EXERCISE DESCRIPTION:
Print each line of the listing once more, precisely as given.

## start DATASET EXCERPTS

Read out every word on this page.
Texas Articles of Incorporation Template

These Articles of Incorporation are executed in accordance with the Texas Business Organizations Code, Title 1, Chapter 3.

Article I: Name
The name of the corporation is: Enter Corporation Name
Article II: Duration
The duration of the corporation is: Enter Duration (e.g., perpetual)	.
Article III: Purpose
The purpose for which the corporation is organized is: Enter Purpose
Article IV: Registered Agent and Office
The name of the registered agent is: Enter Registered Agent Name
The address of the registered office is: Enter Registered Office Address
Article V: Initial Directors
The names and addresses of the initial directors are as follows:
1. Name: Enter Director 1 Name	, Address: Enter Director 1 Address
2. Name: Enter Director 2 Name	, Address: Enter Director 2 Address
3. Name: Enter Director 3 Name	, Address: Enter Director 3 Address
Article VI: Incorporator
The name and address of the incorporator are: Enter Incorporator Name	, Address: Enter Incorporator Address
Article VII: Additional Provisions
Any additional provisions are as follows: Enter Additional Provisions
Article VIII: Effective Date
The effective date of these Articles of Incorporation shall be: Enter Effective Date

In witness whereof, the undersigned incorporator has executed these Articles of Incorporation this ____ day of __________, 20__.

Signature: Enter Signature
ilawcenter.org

## end DATASET EXCERPTS

FULL SOLUTION:
Read out every word on this page.
Texas Articles of Incorporation Template

These Articles of Incorporation are executed in accordance with the Texas Business Organizations Code, Title 1, Chapter 3.

Article I: Name
The name of the corporation is: Enter Corporation Name
Article II: Duration
The duration of the corporation is: Enter Duration (e.g., perpetual)	.
Article III: Purpose
The purpose for which the corporation is organized is: Enter Purpose
Article IV: Registered Agent and Office
The name of the registered agent is: Enter Registered Agent Name
The address of the registered office is: Enter Registered Office Address
Article V: Initial Directors
The names and addresses of the initial directors are as follows:
1. Name: Enter Director 1 Name	, Address: Enter Director 1 Address
2. Name: Enter Director 2 Name	, Address: Enter Director 2 Address
3. Name: Enter Director 3 Name	, Address: Enter Director 3 Address
Article VI: Incorporator
The name and address of the incorporator are: Enter Incorporator Name	, Address: Enter Incorporator Address
Article VII: Additional Provisions
Any additional provisions are as follows: Enter Additional Provisions
Article VIII: Effective Date
The effective date of these Articles of Incorporation shall be: Enter Effective Date

In witness whereof, the undersigned incorporator has executed these Articles of Incorporation this ____ day of __________, 20__.

Signature: Enter Signature
ilawcenter.org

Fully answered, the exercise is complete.